» **INSTRUCTIONS FOR THE TASK**
Copy every line of the data that includes the string "JSON".

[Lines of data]
►

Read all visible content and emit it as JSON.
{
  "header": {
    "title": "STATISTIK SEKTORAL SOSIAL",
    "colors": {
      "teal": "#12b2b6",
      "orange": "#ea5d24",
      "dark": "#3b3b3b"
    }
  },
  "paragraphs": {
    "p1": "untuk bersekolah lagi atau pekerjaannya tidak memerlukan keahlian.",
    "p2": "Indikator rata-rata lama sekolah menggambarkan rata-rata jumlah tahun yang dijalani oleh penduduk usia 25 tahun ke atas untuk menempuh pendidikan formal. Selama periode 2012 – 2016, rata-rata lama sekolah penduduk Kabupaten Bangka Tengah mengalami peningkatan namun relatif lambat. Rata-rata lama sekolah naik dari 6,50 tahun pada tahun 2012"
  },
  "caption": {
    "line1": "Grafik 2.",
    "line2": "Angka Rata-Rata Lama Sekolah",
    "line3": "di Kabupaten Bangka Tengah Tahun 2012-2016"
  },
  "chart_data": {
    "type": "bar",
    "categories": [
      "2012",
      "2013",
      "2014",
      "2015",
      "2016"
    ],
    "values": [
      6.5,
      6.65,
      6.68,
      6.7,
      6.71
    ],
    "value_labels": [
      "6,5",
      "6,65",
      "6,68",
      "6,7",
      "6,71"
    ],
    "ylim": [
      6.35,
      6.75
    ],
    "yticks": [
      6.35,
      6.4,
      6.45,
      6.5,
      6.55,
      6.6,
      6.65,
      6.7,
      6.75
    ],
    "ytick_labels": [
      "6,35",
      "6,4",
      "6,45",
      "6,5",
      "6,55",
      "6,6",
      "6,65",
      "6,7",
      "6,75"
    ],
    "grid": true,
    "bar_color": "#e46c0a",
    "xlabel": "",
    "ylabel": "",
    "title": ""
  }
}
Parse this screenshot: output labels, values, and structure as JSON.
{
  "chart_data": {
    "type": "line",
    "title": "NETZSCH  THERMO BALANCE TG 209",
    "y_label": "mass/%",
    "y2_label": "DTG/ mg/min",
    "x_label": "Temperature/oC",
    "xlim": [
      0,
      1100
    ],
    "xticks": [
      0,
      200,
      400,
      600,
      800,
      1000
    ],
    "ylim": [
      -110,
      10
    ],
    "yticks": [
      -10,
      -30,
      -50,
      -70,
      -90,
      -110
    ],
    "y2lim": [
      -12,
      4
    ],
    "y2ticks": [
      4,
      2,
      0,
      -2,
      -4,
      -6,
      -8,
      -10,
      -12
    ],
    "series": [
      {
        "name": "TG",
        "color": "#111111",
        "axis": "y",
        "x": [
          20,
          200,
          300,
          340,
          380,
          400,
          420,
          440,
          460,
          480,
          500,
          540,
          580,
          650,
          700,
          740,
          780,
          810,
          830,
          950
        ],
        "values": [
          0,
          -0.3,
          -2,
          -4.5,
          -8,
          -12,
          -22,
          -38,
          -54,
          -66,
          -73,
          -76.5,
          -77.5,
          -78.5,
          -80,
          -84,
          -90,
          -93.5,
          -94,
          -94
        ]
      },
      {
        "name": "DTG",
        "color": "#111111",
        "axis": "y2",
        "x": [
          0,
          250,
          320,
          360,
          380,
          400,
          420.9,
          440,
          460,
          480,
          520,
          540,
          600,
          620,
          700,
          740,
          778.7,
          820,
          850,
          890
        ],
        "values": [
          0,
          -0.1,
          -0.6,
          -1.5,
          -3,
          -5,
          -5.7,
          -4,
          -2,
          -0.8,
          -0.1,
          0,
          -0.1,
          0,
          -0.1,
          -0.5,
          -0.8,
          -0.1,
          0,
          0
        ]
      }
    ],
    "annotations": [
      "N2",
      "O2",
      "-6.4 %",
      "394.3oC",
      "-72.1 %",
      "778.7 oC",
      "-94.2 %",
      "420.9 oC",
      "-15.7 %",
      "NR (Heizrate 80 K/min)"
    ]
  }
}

◄

» **ANSWER TO THE PROBLEM**
Read all visible content and emit it as JSON.
Parse this screenshot: output labels, values, and structure as JSON.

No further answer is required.